___ Dataset records ___

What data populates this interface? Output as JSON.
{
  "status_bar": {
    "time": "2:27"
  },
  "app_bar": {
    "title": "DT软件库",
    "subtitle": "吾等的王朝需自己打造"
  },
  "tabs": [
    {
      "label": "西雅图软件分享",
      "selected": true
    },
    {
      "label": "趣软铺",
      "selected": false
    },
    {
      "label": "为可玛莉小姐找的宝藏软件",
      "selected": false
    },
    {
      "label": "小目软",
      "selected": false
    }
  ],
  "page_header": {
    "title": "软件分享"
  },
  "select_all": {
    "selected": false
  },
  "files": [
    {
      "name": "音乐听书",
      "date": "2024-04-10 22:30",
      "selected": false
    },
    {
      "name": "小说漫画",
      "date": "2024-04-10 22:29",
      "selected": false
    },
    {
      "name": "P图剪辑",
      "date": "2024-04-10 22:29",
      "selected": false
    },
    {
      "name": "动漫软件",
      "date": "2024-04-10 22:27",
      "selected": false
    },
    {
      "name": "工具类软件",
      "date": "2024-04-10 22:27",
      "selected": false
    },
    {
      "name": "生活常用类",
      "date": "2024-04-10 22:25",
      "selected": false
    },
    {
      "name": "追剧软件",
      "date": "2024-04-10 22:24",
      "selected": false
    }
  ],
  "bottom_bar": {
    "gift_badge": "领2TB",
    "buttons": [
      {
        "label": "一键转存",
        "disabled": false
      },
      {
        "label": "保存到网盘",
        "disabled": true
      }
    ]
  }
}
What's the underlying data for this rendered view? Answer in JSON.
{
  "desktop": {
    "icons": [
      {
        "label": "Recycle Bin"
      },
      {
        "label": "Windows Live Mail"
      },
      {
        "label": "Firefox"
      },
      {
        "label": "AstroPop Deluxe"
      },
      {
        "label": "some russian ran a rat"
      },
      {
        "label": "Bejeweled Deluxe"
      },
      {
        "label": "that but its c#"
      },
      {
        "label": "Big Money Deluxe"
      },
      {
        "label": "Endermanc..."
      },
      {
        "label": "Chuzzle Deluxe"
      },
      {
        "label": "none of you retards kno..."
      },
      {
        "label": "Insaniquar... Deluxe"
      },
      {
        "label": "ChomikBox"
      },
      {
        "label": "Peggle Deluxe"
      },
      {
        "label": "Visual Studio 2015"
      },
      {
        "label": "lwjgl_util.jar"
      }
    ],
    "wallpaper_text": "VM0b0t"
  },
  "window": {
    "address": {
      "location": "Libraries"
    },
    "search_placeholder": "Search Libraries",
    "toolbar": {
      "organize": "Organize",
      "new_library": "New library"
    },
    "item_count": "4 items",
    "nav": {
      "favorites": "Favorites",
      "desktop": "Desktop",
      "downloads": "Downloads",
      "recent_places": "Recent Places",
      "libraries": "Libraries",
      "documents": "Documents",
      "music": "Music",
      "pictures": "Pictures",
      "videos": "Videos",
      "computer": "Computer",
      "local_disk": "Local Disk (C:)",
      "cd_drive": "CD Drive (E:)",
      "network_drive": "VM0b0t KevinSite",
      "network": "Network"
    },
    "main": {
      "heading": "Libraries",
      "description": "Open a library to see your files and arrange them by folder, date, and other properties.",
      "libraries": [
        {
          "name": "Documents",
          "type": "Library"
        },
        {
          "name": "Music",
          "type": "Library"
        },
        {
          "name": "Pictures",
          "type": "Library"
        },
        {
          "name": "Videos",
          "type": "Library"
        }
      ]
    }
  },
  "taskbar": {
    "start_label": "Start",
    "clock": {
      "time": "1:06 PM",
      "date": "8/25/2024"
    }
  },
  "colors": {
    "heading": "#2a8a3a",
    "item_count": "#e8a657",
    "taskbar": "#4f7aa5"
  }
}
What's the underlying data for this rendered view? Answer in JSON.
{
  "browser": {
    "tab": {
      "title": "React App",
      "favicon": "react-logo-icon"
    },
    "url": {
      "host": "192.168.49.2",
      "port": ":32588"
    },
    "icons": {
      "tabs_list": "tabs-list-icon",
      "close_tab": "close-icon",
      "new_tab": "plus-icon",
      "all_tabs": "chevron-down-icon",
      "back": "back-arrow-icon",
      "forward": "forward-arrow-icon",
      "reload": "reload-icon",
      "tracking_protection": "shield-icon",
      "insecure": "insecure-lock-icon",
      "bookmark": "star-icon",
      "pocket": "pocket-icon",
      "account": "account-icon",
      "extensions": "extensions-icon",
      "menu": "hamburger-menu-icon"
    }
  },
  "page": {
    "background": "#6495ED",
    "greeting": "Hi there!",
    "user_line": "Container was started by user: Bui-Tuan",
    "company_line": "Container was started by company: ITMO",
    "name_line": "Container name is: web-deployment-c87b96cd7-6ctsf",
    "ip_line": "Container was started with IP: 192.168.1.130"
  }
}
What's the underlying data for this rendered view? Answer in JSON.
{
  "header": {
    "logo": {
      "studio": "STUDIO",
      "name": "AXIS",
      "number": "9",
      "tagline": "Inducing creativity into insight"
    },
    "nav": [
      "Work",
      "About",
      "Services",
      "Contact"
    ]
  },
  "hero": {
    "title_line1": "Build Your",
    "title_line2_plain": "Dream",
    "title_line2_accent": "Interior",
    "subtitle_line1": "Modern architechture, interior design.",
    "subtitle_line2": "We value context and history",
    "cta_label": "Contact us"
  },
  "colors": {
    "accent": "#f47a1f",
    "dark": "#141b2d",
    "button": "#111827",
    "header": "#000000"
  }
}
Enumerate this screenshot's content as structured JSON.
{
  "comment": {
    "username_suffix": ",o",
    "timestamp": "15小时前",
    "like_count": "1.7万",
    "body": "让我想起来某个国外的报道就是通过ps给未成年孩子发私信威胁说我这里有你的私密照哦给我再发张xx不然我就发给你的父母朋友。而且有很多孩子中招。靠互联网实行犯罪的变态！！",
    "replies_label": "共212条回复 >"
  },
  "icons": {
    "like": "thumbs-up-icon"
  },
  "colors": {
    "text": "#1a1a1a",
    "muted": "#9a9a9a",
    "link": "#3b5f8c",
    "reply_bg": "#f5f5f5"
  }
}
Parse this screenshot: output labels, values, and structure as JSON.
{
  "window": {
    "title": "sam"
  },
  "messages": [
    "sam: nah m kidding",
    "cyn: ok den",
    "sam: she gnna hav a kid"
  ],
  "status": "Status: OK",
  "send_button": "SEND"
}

___

Work required ::
Everything from the line containing "Parse this screenshot: output" to the end of the records must be written out exactly; include both of those lines and no others.

Task answer ::
Parse this screenshot: output labels, values, and structure as JSON.
{
  "window": {
    "title": "sam"
  },
  "messages": [
    "sam: nah m kidding",
    "cyn: ok den",
    "sam: she gnna hav a kid"
  ],
  "status": "Status: OK",
  "send_button": "SEND"
}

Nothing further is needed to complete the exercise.